● **Problem requirements**: Which lines of the records contain "Death"? Collect every one of them.

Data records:
* start *

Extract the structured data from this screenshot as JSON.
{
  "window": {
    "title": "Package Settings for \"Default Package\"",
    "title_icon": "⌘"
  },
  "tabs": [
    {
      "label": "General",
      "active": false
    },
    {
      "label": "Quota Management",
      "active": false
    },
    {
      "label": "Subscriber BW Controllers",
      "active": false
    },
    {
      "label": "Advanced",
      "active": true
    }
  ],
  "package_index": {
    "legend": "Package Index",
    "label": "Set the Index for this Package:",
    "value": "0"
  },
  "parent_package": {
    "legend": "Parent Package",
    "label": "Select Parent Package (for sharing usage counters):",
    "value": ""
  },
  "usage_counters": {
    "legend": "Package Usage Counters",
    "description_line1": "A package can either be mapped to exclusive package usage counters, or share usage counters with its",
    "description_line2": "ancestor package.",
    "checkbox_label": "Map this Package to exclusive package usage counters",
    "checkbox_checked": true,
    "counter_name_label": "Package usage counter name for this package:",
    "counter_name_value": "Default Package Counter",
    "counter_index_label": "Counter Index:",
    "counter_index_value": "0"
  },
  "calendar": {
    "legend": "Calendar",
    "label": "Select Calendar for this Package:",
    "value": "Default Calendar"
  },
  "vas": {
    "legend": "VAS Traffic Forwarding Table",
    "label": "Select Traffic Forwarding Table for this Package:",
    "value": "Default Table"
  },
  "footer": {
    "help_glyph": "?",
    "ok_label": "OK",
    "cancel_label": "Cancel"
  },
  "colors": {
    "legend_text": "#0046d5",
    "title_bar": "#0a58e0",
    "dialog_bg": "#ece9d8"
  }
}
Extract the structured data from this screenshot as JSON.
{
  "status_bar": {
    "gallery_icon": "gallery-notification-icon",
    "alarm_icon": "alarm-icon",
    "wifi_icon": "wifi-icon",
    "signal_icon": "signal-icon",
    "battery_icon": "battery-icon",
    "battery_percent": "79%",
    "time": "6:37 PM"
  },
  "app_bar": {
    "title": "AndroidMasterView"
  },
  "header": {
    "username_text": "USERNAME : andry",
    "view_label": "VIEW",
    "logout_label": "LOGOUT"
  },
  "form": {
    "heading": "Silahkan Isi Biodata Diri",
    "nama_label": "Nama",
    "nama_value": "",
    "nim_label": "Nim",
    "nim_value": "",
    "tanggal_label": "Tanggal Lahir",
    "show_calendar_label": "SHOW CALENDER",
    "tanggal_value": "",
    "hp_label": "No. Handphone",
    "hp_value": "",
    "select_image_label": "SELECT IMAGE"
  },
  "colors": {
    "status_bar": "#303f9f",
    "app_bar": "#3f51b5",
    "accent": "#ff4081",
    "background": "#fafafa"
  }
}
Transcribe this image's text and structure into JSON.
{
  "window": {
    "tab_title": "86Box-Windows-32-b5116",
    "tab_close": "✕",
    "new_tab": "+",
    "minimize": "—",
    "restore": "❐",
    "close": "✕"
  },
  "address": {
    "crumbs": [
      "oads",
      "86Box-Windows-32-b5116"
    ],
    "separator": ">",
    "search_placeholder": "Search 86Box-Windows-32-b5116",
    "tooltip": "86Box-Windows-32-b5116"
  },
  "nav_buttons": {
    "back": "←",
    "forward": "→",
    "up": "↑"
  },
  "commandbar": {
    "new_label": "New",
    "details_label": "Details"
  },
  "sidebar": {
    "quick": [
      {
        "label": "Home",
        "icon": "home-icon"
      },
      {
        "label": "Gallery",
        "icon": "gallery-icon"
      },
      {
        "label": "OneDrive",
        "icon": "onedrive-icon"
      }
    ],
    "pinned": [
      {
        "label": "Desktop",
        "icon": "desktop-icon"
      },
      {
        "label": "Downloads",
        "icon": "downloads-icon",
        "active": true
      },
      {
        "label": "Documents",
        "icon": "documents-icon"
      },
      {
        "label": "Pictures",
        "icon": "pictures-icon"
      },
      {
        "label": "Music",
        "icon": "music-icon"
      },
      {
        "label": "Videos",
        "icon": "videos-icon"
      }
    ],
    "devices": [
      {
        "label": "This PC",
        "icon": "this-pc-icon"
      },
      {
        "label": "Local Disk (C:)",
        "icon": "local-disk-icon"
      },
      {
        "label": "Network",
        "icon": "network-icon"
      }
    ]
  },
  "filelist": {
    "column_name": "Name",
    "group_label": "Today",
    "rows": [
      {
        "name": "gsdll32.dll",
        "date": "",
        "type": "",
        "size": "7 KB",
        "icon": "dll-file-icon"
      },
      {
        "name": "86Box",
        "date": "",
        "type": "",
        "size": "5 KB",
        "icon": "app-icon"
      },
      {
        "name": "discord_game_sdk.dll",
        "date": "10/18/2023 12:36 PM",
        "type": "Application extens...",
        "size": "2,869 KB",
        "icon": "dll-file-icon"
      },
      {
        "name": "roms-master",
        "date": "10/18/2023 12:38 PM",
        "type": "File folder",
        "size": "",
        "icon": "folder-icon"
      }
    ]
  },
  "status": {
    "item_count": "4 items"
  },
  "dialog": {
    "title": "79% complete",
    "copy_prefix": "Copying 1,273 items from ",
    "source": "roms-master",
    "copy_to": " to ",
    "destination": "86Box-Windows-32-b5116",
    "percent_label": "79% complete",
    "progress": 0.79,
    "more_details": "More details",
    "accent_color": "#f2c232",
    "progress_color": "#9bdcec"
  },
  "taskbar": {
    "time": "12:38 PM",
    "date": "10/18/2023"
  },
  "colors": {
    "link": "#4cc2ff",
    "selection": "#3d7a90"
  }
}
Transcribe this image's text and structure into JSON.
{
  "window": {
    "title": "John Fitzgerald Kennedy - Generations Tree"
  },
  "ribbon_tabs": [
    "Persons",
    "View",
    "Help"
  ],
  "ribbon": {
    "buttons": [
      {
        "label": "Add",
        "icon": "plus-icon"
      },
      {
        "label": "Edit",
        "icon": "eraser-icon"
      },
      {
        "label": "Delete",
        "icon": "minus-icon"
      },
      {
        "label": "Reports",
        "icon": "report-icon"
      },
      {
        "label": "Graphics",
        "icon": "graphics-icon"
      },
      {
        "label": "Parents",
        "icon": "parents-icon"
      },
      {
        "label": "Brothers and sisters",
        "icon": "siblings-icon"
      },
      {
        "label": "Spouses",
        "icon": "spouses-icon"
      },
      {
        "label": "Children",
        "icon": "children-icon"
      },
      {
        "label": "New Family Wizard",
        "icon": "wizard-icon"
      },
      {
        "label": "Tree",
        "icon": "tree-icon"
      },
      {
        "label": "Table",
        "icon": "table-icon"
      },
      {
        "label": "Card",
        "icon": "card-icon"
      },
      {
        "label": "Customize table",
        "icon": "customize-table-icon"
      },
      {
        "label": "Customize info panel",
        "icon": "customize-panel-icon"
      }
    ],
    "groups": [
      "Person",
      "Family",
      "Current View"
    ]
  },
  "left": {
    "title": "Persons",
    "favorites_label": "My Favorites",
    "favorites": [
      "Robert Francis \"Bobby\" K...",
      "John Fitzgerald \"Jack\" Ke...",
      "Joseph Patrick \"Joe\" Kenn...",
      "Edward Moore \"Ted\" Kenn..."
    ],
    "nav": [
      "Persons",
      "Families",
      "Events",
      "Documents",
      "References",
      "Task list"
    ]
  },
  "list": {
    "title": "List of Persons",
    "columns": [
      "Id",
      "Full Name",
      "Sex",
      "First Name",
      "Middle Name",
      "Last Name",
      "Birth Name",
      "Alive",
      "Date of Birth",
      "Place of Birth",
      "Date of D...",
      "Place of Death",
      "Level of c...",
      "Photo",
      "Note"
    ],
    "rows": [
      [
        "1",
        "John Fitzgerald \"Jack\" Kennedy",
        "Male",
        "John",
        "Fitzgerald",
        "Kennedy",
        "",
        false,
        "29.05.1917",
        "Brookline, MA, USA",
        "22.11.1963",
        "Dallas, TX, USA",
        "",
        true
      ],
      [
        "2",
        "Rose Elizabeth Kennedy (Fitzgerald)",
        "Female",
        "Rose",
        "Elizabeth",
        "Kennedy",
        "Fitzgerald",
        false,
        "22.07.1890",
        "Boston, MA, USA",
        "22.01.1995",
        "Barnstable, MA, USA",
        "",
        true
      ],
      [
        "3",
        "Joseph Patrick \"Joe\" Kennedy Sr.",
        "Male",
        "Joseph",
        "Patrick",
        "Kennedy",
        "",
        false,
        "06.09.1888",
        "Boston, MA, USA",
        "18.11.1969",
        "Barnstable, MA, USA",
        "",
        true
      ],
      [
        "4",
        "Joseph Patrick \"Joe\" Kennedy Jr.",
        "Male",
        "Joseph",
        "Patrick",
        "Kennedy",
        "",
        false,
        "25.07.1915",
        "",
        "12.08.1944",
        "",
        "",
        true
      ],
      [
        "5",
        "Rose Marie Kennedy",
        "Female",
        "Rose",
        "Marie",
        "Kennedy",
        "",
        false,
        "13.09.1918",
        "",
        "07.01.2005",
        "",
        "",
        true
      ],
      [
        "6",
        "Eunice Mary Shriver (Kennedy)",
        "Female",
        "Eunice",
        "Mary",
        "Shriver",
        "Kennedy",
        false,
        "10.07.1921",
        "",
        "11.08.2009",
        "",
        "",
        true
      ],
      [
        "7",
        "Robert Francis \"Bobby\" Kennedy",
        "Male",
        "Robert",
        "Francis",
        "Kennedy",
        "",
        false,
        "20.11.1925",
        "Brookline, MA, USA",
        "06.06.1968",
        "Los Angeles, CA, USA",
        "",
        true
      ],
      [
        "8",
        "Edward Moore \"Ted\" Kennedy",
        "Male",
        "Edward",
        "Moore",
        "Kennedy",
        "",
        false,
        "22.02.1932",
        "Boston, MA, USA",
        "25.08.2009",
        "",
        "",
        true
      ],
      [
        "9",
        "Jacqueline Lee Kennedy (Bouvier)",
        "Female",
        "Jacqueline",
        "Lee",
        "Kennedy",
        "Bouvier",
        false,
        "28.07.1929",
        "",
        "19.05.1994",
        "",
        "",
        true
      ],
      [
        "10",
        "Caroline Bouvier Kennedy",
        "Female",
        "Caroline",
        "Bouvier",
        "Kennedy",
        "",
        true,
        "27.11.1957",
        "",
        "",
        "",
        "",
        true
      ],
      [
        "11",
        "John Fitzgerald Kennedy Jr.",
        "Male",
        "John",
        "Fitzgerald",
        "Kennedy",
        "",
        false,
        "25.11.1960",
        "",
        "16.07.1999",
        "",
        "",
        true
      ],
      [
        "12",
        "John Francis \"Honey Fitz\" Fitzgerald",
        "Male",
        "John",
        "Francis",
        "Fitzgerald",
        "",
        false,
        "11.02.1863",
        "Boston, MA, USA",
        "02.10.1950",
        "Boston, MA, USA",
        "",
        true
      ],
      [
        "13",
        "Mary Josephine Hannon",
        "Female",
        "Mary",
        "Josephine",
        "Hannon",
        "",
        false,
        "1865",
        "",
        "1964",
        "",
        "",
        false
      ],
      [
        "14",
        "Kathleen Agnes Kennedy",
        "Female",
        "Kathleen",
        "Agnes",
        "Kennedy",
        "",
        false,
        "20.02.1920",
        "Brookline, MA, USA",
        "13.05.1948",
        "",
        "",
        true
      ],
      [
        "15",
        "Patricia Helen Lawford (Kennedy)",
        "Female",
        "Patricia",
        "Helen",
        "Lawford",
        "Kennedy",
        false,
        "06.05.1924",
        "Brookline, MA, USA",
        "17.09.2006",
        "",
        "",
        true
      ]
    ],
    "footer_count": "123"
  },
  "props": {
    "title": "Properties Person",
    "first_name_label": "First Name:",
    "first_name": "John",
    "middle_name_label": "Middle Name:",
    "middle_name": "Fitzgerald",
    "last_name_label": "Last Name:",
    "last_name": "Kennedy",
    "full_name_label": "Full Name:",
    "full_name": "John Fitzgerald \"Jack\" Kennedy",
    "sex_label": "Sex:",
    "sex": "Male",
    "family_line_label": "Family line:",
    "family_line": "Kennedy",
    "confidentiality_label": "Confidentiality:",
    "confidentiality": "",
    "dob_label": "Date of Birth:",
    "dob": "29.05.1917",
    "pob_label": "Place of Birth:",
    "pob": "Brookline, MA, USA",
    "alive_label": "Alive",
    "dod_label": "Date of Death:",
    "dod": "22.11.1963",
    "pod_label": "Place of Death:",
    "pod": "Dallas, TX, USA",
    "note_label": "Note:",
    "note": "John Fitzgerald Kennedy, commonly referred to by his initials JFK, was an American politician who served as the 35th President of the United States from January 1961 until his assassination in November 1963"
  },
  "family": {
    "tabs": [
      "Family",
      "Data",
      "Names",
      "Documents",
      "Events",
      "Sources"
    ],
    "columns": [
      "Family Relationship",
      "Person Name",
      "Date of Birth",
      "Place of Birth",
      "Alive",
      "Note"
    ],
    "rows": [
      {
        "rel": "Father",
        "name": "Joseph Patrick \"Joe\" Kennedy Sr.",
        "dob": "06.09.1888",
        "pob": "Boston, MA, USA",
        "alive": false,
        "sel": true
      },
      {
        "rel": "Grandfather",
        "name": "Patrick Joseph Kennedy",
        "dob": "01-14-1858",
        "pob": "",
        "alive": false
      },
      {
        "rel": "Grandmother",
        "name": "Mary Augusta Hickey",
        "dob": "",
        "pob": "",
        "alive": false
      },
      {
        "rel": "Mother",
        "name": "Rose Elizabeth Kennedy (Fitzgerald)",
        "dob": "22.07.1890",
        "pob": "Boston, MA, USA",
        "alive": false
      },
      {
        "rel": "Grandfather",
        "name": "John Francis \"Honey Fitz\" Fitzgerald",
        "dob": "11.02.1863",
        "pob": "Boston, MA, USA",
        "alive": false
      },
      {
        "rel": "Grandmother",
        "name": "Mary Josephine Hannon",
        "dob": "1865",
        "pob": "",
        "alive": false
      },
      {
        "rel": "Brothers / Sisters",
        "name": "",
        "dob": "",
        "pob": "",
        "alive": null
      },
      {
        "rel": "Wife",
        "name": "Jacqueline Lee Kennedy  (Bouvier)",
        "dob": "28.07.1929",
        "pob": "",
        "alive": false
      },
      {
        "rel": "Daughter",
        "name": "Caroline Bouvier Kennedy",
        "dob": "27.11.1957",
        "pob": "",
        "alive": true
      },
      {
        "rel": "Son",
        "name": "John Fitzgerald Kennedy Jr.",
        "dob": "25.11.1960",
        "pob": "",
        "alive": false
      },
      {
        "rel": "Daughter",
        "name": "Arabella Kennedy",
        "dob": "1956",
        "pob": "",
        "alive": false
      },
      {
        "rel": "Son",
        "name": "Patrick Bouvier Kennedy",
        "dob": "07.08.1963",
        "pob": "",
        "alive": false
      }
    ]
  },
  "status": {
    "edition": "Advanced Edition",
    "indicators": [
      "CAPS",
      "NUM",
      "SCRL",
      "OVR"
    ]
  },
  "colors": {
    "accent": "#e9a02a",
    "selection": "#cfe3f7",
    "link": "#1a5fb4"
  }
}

* end *

● **Solution to this problem**:
      "Place of Death",
    "dod_label": "Date of Death:",
    "pod_label": "Place of Death:",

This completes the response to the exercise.